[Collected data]
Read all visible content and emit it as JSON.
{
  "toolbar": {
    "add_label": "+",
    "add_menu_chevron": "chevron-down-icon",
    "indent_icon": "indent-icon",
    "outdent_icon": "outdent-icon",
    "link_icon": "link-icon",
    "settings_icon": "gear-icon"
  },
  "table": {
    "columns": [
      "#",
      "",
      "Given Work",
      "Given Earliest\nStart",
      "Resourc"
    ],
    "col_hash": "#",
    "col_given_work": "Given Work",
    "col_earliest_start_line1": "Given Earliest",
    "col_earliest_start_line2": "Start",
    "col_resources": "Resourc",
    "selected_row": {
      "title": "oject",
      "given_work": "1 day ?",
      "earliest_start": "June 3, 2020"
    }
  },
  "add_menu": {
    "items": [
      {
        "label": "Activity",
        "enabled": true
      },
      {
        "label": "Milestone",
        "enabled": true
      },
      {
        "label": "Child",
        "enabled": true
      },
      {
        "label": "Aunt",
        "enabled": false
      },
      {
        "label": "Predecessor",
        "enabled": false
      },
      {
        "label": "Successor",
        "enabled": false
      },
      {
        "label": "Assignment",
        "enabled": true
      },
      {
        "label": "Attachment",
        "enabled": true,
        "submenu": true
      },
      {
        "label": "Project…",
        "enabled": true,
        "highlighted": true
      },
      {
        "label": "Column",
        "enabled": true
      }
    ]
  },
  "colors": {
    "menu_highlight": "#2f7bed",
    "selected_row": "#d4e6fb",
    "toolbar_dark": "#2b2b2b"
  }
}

** Written task **
Copy out all of the lines above exactly.

** Result of this task **
Read all visible content and emit it as JSON.
{
  "toolbar": {
    "add_label": "+",
    "add_menu_chevron": "chevron-down-icon",
    "indent_icon": "indent-icon",
    "outdent_icon": "outdent-icon",
    "link_icon": "link-icon",
    "settings_icon": "gear-icon"
  },
  "table": {
    "columns": [
      "#",
      "",
      "Given Work",
      "Given Earliest\nStart",
      "Resourc"
    ],
    "col_hash": "#",
    "col_given_work": "Given Work",
    "col_earliest_start_line1": "Given Earliest",
    "col_earliest_start_line2": "Start",
    "col_resources": "Resourc",
    "selected_row": {
      "title": "oject",
      "given_work": "1 day ?",
      "earliest_start": "June 3, 2020"
    }
  },
  "add_menu": {
    "items": [
      {
        "label": "Activity",
        "enabled": true
      },
      {
        "label": "Milestone",
        "enabled": true
      },
      {
        "label": "Child",
        "enabled": true
      },
      {
        "label": "Aunt",
        "enabled": false
      },
      {
        "label": "Predecessor",
        "enabled": false
      },
      {
        "label": "Successor",
        "enabled": false
      },
      {
        "label": "Assignment",
        "enabled": true
      },
      {
        "label": "Attachment",
        "enabled": true,
        "submenu": true
      },
      {
        "label": "Project…",
        "enabled": true,
        "highlighted": true
      },
      {
        "label": "Column",
        "enabled": true
      }
    ]
  },
  "colors": {
    "menu_highlight": "#2f7bed",
    "selected_row": "#d4e6fb",
    "toolbar_dark": "#2b2b2b"
  }
}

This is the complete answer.